◆ Requirement
Repeat each entry in full, exactly.

* START Given data *

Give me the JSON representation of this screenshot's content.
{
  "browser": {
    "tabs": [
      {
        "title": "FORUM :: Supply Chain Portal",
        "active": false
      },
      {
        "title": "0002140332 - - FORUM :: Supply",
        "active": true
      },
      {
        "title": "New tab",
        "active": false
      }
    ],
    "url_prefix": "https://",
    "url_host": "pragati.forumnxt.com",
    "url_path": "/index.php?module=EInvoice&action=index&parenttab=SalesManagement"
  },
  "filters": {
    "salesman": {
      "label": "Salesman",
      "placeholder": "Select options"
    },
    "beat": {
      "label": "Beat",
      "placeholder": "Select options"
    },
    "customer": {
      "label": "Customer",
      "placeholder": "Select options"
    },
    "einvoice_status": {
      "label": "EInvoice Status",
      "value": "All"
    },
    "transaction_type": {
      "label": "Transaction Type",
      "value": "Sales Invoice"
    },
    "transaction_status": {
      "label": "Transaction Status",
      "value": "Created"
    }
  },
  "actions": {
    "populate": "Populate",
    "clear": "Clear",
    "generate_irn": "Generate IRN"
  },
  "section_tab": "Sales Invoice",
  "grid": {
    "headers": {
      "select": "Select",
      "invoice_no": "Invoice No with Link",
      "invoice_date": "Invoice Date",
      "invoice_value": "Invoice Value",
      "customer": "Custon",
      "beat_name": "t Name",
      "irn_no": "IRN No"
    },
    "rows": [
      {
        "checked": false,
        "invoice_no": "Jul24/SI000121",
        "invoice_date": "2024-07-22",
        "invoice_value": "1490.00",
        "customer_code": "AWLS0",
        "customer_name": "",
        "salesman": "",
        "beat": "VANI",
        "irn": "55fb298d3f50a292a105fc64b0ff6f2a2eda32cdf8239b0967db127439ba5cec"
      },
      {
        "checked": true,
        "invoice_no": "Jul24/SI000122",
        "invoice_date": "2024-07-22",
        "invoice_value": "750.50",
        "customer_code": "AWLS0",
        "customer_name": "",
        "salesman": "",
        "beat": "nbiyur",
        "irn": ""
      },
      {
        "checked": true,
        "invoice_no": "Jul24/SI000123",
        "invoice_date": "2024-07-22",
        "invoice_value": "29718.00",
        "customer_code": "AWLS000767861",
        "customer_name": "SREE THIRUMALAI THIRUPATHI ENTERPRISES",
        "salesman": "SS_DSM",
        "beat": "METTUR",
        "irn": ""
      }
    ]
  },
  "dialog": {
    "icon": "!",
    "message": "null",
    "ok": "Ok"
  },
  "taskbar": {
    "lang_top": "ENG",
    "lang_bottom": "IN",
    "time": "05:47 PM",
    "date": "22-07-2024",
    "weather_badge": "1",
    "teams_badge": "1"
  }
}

* END Given data *

◆ Result of this task
Give me the JSON representation of this screenshot's content.
{
  "browser": {
    "tabs": [
      {
        "title": "FORUM :: Supply Chain Portal",
        "active": false
      },
      {
        "title": "0002140332 - - FORUM :: Supply",
        "active": true
      },
      {
        "title": "New tab",
        "active": false
      }
    ],
    "url_prefix": "https://",
    "url_host": "pragati.forumnxt.com",
    "url_path": "/index.php?module=EInvoice&action=index&parenttab=SalesManagement"
  },
  "filters": {
    "salesman": {
      "label": "Salesman",
      "placeholder": "Select options"
    },
    "beat": {
      "label": "Beat",
      "placeholder": "Select options"
    },
    "customer": {
      "label": "Customer",
      "placeholder": "Select options"
    },
    "einvoice_status": {
      "label": "EInvoice Status",
      "value": "All"
    },
    "transaction_type": {
      "label": "Transaction Type",
      "value": "Sales Invoice"
    },
    "transaction_status": {
      "label": "Transaction Status",
      "value": "Created"
    }
  },
  "actions": {
    "populate": "Populate",
    "clear": "Clear",
    "generate_irn": "Generate IRN"
  },
  "section_tab": "Sales Invoice",
  "grid": {
    "headers": {
      "select": "Select",
      "invoice_no": "Invoice No with Link",
      "invoice_date": "Invoice Date",
      "invoice_value": "Invoice Value",
      "customer": "Custon",
      "beat_name": "t Name",
      "irn_no": "IRN No"
    },
    "rows": [
      {
        "checked": false,
        "invoice_no": "Jul24/SI000121",
        "invoice_date": "2024-07-22",
        "invoice_value": "1490.00",
        "customer_code": "AWLS0",
        "customer_name": "",
        "salesman": "",
        "beat": "VANI",
        "irn": "55fb298d3f50a292a105fc64b0ff6f2a2eda32cdf8239b0967db127439ba5cec"
      },
      {
        "checked": true,
        "invoice_no": "Jul24/SI000122",
        "invoice_date": "2024-07-22",
        "invoice_value": "750.50",
        "customer_code": "AWLS0",
        "customer_name": "",
        "salesman": "",
        "beat": "nbiyur",
        "irn": ""
      },
      {
        "checked": true,
        "invoice_no": "Jul24/SI000123",
        "invoice_date": "2024-07-22",
        "invoice_value": "29718.00",
        "customer_code": "AWLS000767861",
        "customer_name": "SREE THIRUMALAI THIRUPATHI ENTERPRISES",
        "salesman": "SS_DSM",
        "beat": "METTUR",
        "irn": ""
      }
    ]
  },
  "dialog": {
    "icon": "!",
    "message": "null",
    "ok": "Ok"
  },
  "taskbar": {
    "lang_top": "ENG",
    "lang_bottom": "IN",
    "time": "05:47 PM",
    "date": "22-07-2024",
    "weather_badge": "1",
    "teams_badge": "1"
  }
}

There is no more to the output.